What the task asks:
Copy the entries between the line containing "Identify all the" and the line containing "- series-line-ar38-6: [228, 452, 255, 529]", inclusive, reproducing each line without any change.

Data supplied:
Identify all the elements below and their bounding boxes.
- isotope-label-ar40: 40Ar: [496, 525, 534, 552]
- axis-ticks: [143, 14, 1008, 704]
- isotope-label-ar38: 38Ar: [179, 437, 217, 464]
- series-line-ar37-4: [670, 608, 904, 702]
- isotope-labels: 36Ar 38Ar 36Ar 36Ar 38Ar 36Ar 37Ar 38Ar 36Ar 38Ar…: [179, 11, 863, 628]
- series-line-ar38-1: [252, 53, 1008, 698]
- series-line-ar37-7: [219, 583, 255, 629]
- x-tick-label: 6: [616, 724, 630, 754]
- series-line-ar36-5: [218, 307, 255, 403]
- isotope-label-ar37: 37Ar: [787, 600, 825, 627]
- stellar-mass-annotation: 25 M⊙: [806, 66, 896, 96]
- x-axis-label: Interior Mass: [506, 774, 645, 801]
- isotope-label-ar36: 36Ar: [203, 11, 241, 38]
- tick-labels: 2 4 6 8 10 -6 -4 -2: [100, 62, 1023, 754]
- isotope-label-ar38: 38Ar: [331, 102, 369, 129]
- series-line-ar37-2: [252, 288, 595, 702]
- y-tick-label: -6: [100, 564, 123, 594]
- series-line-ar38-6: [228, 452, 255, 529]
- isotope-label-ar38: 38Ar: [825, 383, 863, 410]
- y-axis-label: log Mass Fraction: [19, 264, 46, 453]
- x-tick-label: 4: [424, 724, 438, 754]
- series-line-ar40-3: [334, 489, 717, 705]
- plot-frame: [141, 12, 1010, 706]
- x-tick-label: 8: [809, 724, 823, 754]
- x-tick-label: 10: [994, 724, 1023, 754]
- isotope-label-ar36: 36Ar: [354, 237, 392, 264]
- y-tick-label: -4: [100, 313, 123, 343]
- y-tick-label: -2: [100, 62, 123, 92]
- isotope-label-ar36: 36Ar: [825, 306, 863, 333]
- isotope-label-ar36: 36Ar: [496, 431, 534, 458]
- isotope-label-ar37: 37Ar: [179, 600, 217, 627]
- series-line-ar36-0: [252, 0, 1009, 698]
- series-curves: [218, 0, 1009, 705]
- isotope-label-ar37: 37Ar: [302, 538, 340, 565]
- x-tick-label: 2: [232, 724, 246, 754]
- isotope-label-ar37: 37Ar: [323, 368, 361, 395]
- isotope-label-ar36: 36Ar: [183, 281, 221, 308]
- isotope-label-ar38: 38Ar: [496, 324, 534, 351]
==
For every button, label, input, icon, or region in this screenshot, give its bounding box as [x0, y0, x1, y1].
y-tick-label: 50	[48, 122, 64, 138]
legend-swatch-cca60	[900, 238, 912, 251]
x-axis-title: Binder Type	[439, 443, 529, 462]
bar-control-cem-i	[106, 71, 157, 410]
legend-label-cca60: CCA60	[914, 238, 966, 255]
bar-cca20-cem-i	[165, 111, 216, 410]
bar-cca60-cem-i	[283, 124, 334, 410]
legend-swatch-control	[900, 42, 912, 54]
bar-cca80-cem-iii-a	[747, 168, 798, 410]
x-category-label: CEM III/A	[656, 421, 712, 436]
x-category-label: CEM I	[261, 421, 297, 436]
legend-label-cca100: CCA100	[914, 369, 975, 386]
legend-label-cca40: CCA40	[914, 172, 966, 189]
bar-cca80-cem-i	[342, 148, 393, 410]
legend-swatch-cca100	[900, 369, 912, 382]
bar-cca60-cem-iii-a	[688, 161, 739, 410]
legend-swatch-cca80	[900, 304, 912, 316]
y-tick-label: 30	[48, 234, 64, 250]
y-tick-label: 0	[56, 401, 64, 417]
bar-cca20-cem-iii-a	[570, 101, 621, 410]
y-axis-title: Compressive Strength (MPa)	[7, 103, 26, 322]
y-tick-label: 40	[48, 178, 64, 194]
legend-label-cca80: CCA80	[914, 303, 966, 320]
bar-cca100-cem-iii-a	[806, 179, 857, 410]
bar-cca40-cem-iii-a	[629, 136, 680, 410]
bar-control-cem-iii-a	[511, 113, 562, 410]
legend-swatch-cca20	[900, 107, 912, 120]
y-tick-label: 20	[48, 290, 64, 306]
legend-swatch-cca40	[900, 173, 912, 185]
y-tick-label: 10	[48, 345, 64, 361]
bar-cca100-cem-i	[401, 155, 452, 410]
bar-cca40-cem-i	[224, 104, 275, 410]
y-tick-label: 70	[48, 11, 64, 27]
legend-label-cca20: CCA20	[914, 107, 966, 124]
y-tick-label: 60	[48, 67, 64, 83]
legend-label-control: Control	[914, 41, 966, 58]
* * *
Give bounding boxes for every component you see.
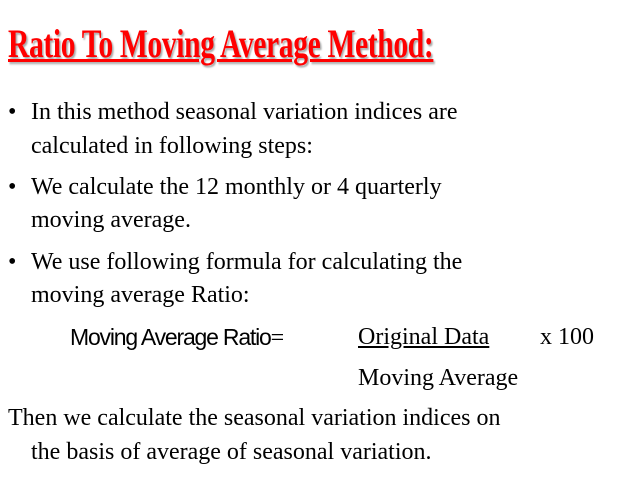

Answer to the exercise:
Identify all the elements below and their bounding boxes.
- isotope-label-ar40: 40Ar: [496, 525, 534, 552]
- axis-ticks: [143, 14, 1008, 704]
- isotope-label-ar38: 38Ar: [179, 437, 217, 464]
- series-line-ar37-4: [670, 608, 904, 702]
- isotope-labels: 36Ar 38Ar 36Ar 36Ar 38Ar 36Ar 37Ar 38Ar 36Ar 38Ar…: [179, 11, 863, 628]
- series-line-ar38-1: [252, 53, 1008, 698]
- series-line-ar37-7: [219, 583, 255, 629]
- x-tick-label: 6: [616, 724, 630, 754]
- series-line-ar36-5: [218, 307, 255, 403]
- isotope-label-ar37: 37Ar: [787, 600, 825, 627]
- stellar-mass-annotation: 25 M⊙: [806, 66, 896, 96]
- x-axis-label: Interior Mass: [506, 774, 645, 801]
- isotope-label-ar36: 36Ar: [203, 11, 241, 38]
- tick-labels: 2 4 6 8 10 -6 -4 -2: [100, 62, 1023, 754]
- isotope-label-ar38: 38Ar: [331, 102, 369, 129]
- series-line-ar37-2: [252, 288, 595, 702]
- y-tick-label: -6: [100, 564, 123, 594]
- series-line-ar38-6: [228, 452, 255, 529]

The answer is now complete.